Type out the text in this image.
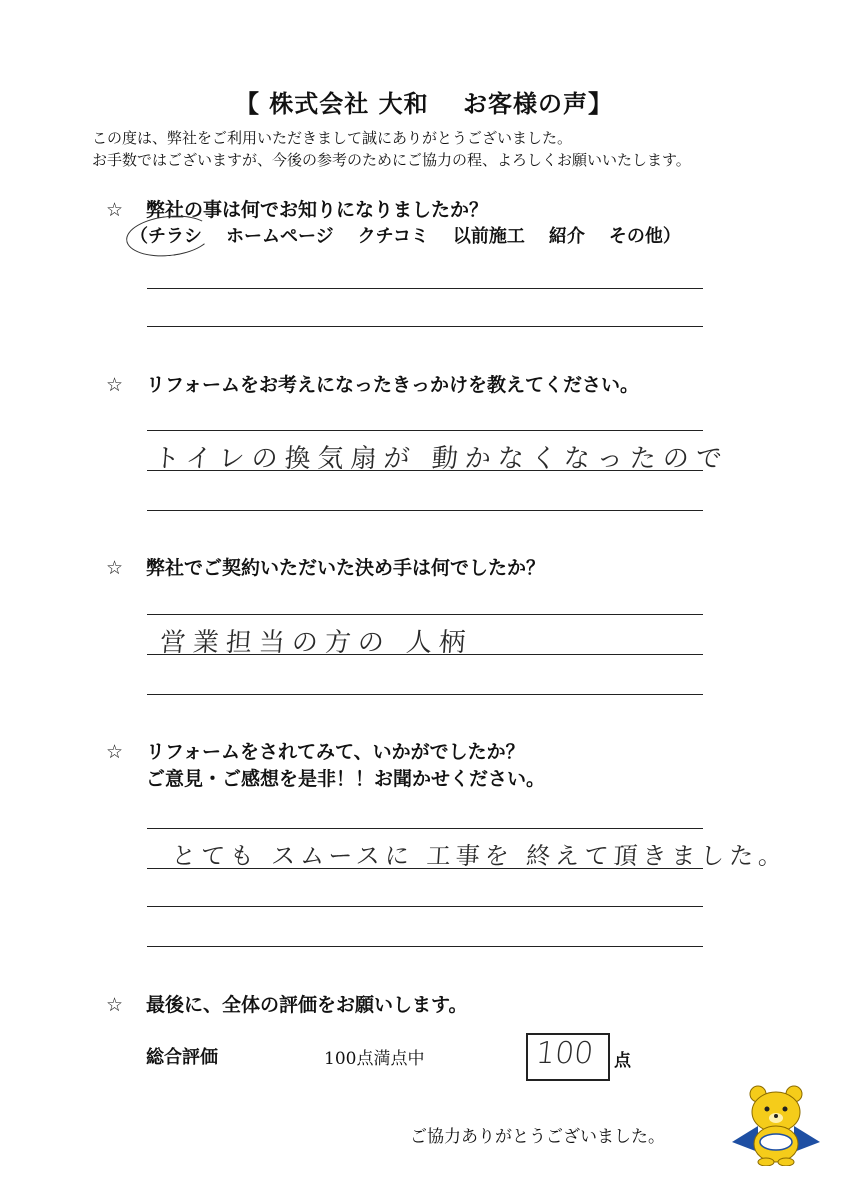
【 株式会社 大和　 お客様の声】
この度は、弊社をご利用いただきまして誠にありがとうございました。
お手数ではございますが、今後の参考のためにご協力の程、よろしくお願いいたします。
☆ 弊社の事は何でお知りになりましたか？
（チラシ ホームページ クチコミ 以前施工 紹介 その他）
☆ リフォームをお考えになったきっかけを教えてください。
トイレの換気扇が 動かなくなったので
☆ 弊社でご契約いただいた決め手は何でしたか？
営業担当の方の 人柄
☆ リフォームをされてみて、いかがでしたか？
ご意見・ご感想を是非！！お聞かせください。
とても スムースに 工事を 終えて頂きました。
☆ 最後に、全体の評価をお願いします。
総合評価	100点満点中	100 点
ご協力ありがとうございました。
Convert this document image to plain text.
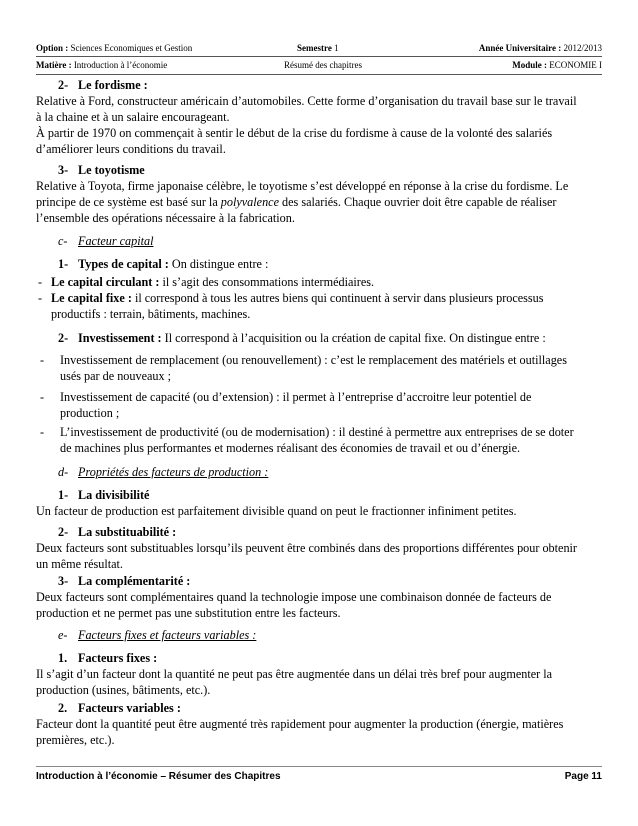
Option : Sciences Economiques et Gestion	Semestre 1	Année Universitaire : 2012/2013
Matière : Introduction à l’économie	Résumé des chapitres	Module : ECONOMIE I
2- Le fordisme :
Relative à Ford, constructeur américain d’automobiles. Cette forme d’organisation du travail base sur le travail
à la chaine et à un salaire encourageant.
À partir de 1970 on commençait à sentir le début de la crise du fordisme à cause de la volonté des salariés
d’améliorer leurs conditions du travail.
3- Le toyotisme
Relative à Toyota, firme japonaise célèbre, le toyotisme s’est développé en réponse à la crise du fordisme. Le
principe de ce système est basé sur la polyvalence des salariés. Chaque ouvrier doit être capable de réaliser
l’ensemble des opérations nécessaire à la fabrication.
c- Facteur capital
1- Types de capital : On distingue entre :
- Le capital circulant : il s’agit des consommations intermédiaires.
- Le capital fixe : il correspond à tous les autres biens qui continuent à servir dans plusieurs processus
productifs : terrain, bâtiments, machines.
2- Investissement : Il correspond à l’acquisition ou la création de capital fixe. On distingue entre :
- Investissement de remplacement (ou renouvellement) : c’est le remplacement des matériels et outillages
usés par de nouveaux ;
- Investissement de capacité (ou d’extension) : il permet à l’entreprise d’accroitre leur potentiel de
production ;
- L’investissement de productivité (ou de modernisation) : il destiné à permettre aux entreprises de se doter
de machines plus performantes et modernes réalisant des économies de travail et ou d’énergie.
d- Propriétés des facteurs de production :
1- La divisibilité
Un facteur de production est parfaitement divisible quand on peut le fractionner infiniment petites.
2- La substituabilité :
Deux facteurs sont substituables lorsqu’ils peuvent être combinés dans des proportions différentes pour obtenir
un même résultat.
3- La complémentarité :
Deux facteurs sont complémentaires quand la technologie impose une combinaison donnée de facteurs de
production et ne permet pas une substitution entre les facteurs.
e- Facteurs fixes et facteurs variables :
1. Facteurs fixes :
Il s’agit d’un facteur dont la quantité ne peut pas être augmentée dans un délai très bref pour augmenter la
production (usines, bâtiments, etc.).
2. Facteurs variables :
Facteur dont la quantité peut être augmenté très rapidement pour augmenter la production (énergie, matières
premières, etc.).
Introduction à l’économie – Résumer des Chapitres	Page 11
========================================================================
* **Task statement**: Copy each line that contains the word "distingue".

* **Solution**:
1- Types de capital : On distingue entre :
2- Investissement : Il correspond à l’acquisition ou la création de capital fixe. On distingue entre :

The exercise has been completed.